START Reading text
Monday, June 02, 2008

A Trip to the E.R.

(Note: I also posted this on the Children of Hoarders Yahoo! Group earlier today.)

My mom went to the hospital around 11 PM last night, complaining of severe pain in her hands, arms, and sides, and feeling extremely warm, even though her bedroom was fairly cool. Now, my mom has had strokes and fought hard against getting an ambulance and going to the emergency room, but this time around, she thought it made sense to go, so I figured it must be serious. (I live a few hours away from her, so I get my clues where I can.)

My sister got to the hospital around midnight, and sat with my mom through the blood drawing, the Q&A with nurses and doctors, and then, just as she was figuring that it was time to go home and come back in the morning (it was around 2 AM), the emergency room doc came in and gave my mom some Tylenol and discharged her without further explanation. (Not going to go into details, but the doc seemed to be a real piece of work.) My sister asked the doc if he noticed that mom can't walk, mom is now pushing 200 lbs, and that sis is a petite 5 foot 2. Long story short, they had to arrange a medical transport service to take her home. By then it was a little after 4 AM.
END Reading text
▶ [Activity]:
Revise the stretch of the E.R. post from "(Note: I also" through "where I can.)" so that "bedroom" becomes "living room". The data has nothing to do with the E.R. post.
START Source material
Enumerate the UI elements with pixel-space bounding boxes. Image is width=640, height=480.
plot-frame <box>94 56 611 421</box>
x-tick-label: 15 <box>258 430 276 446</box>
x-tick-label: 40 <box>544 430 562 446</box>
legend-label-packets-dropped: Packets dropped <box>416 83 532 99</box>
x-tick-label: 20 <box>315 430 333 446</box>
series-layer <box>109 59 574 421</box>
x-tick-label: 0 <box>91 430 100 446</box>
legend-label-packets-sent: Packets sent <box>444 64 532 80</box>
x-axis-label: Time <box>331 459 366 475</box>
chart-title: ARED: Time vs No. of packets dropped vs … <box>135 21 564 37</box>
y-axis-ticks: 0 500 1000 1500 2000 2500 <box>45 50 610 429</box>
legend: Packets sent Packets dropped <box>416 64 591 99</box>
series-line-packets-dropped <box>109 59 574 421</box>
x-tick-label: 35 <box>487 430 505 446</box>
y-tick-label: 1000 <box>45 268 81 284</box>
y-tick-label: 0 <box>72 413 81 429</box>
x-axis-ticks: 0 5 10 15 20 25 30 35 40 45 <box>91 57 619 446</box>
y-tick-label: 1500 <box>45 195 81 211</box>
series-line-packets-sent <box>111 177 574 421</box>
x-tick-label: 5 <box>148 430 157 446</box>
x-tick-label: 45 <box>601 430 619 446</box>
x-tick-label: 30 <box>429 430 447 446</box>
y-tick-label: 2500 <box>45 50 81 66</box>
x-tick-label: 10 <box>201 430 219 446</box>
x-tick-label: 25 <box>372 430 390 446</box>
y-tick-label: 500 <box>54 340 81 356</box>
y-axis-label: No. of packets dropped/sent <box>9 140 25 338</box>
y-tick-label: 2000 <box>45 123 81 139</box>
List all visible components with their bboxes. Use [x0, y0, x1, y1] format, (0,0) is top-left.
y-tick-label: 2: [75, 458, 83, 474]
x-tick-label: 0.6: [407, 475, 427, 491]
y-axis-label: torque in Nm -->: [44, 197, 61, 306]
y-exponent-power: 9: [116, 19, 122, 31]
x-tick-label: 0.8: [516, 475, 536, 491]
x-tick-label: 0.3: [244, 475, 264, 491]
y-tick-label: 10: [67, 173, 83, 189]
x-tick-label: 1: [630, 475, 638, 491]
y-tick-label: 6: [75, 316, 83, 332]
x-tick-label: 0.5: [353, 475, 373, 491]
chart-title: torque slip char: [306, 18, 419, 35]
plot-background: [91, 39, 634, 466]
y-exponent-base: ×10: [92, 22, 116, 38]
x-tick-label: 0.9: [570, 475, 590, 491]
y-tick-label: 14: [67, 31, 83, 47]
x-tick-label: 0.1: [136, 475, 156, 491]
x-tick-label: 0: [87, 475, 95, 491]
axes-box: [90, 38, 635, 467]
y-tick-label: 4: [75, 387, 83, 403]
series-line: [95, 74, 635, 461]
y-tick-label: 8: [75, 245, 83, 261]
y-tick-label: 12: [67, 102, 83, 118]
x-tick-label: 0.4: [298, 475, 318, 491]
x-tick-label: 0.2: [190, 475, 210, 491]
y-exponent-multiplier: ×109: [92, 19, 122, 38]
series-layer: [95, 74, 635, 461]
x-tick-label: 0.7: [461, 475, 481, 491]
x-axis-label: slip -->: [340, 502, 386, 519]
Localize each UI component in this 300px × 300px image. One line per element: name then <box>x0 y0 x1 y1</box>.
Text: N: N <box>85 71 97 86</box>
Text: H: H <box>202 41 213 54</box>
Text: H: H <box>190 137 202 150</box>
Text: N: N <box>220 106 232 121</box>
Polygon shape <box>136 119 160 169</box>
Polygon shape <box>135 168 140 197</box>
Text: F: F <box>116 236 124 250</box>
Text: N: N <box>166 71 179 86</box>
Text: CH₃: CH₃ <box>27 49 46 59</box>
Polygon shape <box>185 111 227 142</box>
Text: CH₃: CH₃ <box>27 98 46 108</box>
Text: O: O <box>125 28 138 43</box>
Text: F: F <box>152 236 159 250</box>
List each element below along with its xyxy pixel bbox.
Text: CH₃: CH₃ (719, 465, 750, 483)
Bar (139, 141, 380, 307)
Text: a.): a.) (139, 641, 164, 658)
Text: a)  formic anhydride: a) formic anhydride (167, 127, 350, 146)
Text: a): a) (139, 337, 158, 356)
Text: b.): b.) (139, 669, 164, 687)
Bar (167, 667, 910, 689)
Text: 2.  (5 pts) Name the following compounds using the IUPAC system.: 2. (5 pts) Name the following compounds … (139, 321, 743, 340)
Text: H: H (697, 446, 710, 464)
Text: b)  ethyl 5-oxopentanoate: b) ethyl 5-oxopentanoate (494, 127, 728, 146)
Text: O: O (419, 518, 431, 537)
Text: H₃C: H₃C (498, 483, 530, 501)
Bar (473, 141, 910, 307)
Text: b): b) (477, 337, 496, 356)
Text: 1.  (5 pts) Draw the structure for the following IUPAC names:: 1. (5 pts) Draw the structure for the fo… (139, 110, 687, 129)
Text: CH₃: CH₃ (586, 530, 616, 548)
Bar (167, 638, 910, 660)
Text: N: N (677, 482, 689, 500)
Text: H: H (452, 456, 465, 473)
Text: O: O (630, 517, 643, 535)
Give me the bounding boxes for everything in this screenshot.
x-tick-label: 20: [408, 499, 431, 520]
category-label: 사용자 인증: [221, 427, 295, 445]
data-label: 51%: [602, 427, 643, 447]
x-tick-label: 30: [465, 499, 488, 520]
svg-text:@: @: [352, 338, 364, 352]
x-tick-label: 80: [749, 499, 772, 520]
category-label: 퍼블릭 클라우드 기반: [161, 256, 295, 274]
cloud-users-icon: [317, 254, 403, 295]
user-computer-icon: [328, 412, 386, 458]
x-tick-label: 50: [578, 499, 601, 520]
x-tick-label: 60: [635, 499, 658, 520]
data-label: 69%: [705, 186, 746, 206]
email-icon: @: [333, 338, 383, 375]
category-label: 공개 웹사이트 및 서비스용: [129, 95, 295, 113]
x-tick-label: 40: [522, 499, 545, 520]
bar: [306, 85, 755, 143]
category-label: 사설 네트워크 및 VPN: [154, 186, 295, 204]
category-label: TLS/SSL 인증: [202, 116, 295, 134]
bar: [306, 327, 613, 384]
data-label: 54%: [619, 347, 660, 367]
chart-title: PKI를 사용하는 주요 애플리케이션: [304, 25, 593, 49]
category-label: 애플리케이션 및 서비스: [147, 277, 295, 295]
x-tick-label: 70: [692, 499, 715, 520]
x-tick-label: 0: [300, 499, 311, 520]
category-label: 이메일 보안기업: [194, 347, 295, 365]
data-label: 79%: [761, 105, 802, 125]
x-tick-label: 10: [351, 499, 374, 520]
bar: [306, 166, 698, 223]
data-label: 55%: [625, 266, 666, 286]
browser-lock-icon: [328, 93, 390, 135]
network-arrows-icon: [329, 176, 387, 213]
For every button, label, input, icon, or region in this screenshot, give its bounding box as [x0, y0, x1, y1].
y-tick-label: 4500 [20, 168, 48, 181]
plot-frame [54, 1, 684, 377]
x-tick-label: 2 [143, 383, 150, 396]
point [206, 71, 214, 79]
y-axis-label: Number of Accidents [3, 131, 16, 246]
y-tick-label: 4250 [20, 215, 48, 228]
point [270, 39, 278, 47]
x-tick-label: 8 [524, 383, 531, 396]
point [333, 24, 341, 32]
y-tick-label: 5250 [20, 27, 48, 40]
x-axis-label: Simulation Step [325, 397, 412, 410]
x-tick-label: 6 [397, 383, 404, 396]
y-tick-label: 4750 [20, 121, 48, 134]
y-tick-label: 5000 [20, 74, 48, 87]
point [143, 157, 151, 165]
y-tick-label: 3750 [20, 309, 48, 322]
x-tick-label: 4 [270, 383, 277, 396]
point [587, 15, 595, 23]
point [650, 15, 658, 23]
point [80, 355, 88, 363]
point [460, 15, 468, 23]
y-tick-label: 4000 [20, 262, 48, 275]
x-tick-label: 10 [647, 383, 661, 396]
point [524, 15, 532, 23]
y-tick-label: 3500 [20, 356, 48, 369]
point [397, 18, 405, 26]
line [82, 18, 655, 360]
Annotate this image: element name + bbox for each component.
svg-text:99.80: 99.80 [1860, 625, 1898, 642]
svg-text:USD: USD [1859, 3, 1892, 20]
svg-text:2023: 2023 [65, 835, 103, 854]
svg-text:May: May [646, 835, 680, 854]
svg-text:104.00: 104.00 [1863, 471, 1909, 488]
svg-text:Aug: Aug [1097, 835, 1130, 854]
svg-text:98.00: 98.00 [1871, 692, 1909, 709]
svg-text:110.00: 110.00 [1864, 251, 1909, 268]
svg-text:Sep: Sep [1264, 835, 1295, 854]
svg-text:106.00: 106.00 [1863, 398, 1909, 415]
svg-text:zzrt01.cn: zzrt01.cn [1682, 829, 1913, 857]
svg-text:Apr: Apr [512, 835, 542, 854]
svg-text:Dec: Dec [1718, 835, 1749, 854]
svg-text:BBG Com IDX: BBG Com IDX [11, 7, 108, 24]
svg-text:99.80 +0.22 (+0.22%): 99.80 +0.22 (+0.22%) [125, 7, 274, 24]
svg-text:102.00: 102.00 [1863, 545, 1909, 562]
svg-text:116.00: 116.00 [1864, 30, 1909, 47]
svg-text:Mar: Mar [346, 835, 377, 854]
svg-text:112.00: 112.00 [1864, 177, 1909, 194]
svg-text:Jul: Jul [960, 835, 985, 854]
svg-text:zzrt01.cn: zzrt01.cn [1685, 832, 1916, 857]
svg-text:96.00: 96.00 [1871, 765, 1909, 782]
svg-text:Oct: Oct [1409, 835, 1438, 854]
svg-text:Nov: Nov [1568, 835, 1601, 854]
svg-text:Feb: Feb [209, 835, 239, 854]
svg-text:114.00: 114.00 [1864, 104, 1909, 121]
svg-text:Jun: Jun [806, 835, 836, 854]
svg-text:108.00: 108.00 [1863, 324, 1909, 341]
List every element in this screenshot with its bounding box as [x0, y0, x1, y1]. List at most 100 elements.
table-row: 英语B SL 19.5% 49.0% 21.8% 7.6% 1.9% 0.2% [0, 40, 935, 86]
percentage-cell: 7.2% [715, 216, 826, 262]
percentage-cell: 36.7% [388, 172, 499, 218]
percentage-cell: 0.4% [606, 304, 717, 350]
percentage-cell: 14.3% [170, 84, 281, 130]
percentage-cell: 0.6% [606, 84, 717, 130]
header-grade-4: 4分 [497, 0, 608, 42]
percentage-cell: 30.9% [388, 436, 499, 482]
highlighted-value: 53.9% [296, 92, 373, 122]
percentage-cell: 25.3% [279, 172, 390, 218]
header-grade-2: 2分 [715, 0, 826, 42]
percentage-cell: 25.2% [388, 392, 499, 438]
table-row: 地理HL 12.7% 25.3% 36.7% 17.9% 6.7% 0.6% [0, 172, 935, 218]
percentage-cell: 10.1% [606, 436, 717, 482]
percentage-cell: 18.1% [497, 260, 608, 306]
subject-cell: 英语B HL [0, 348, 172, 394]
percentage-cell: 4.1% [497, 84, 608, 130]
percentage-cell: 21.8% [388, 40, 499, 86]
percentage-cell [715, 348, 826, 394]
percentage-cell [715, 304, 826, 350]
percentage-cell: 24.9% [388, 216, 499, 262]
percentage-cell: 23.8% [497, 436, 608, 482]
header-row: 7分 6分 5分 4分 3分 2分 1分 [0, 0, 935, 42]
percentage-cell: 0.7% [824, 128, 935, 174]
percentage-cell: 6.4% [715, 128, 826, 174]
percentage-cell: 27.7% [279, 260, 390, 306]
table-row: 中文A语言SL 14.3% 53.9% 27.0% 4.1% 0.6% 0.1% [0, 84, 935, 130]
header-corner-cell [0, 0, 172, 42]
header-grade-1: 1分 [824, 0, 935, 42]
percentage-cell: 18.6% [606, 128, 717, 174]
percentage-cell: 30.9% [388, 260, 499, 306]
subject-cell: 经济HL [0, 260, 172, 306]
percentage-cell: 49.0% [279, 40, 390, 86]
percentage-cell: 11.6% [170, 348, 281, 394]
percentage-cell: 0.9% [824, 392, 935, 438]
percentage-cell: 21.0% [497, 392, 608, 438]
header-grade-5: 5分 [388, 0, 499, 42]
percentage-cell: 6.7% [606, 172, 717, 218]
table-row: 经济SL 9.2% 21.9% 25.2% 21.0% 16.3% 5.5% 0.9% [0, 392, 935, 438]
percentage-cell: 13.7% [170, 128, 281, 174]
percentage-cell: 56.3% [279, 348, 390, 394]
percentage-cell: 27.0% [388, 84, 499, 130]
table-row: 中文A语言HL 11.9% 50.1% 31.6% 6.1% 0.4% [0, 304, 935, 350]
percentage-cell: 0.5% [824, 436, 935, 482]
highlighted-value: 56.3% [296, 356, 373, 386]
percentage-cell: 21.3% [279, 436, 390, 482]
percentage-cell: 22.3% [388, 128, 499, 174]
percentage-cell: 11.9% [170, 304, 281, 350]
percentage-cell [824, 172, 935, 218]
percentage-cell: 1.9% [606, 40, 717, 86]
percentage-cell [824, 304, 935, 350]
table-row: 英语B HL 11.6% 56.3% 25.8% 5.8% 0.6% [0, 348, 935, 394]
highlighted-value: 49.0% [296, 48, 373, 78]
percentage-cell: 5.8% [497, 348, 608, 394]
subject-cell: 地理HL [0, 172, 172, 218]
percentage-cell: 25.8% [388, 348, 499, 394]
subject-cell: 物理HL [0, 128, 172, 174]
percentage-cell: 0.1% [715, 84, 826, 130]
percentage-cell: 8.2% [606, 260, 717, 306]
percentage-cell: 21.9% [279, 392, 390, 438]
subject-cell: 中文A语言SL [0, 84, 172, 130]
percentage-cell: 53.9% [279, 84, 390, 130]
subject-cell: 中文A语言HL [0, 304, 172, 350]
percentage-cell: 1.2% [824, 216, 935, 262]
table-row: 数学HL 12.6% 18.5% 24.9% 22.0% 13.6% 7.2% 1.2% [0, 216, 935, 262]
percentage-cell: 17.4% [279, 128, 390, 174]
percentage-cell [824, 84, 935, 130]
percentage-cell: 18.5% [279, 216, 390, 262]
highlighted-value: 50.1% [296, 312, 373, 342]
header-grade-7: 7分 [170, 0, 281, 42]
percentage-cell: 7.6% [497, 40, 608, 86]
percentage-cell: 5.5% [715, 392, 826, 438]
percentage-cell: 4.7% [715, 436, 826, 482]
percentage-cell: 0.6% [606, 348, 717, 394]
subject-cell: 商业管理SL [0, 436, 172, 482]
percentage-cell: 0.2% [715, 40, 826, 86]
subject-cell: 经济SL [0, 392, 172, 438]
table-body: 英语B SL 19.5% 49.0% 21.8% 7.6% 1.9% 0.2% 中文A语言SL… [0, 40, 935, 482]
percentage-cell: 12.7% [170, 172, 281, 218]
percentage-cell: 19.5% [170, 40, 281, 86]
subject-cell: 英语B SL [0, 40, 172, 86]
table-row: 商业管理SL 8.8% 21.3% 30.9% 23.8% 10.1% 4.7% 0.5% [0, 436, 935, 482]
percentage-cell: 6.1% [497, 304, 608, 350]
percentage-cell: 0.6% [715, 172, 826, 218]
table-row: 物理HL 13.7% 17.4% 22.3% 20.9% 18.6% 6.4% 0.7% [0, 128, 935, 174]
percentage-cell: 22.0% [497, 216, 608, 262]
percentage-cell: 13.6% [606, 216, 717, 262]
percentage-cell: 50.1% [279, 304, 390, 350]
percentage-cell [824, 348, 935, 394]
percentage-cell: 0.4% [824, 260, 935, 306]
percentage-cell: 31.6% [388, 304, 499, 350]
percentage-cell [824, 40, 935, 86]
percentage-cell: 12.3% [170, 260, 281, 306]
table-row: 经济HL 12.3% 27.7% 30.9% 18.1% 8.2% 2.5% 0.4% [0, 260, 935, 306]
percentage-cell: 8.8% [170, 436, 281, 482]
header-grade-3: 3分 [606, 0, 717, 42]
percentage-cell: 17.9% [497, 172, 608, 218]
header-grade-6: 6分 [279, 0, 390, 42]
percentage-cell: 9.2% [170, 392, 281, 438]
END Source material
▶ [Exercise solution]:
(Note: I also posted this on the Children of Hoarders Yahoo! Group earlier today.)

My mom went to the hospital around 11 PM last night, complaining of severe pain in her hands, arms, and sides, and feeling extremely warm, even though her living room was fairly cool. Now, my mom has had strokes and fought hard against getting an ambulance and going to the emergency room, but this time around, she thought it made sense to go, so I figured it must be serious. (I live a few hours away from her, so I get my clues where I can.)